**What the task requires:**
Return, word for word, every line that follows.

**Records:**
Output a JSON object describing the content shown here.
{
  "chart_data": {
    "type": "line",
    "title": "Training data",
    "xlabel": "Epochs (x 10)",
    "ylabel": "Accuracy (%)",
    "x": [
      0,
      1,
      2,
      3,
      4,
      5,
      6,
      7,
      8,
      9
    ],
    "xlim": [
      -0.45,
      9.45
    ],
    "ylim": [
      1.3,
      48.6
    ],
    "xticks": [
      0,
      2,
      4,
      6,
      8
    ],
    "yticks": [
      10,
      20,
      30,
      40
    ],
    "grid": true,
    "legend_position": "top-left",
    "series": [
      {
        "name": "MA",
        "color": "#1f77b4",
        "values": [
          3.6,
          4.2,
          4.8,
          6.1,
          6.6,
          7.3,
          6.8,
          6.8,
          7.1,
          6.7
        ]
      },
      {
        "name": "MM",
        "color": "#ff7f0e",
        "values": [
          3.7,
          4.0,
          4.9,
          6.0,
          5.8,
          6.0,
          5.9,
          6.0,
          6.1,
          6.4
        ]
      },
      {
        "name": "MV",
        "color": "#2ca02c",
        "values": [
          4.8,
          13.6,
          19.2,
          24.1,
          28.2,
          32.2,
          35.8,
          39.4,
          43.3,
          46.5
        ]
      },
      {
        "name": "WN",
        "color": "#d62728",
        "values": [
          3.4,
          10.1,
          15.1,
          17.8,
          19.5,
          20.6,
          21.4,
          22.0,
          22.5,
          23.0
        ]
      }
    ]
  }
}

**The result:**
Output a JSON object describing the content shown here.
{
  "chart_data": {
    "type": "line",
    "title": "Training data",
    "xlabel": "Epochs (x 10)",
    "ylabel": "Accuracy (%)",
    "x": [
      0,
      1,
      2,
      3,
      4,
      5,
      6,
      7,
      8,
      9
    ],
    "xlim": [
      -0.45,
      9.45
    ],
    "ylim": [
      1.3,
      48.6
    ],
    "xticks": [
      0,
      2,
      4,
      6,
      8
    ],
    "yticks": [
      10,
      20,
      30,
      40
    ],
    "grid": true,
    "legend_position": "top-left",
    "series": [
      {
        "name": "MA",
        "color": "#1f77b4",
        "values": [
          3.6,
          4.2,
          4.8,
          6.1,
          6.6,
          7.3,
          6.8,
          6.8,
          7.1,
          6.7
        ]
      },
      {
        "name": "MM",
        "color": "#ff7f0e",
        "values": [
          3.7,
          4.0,
          4.9,
          6.0,
          5.8,
          6.0,
          5.9,
          6.0,
          6.1,
          6.4
        ]
      },
      {
        "name": "MV",
        "color": "#2ca02c",
        "values": [
          4.8,
          13.6,
          19.2,
          24.1,
          28.2,
          32.2,
          35.8,
          39.4,
          43.3,
          46.5
        ]
      },
      {
        "name": "WN",
        "color": "#d62728",
        "values": [
          3.4,
          10.1,
          15.1,
          17.8,
          19.5,
          20.6,
          21.4,
          22.0,
          22.5,
          23.0
        ]
      }
    ]
  }
}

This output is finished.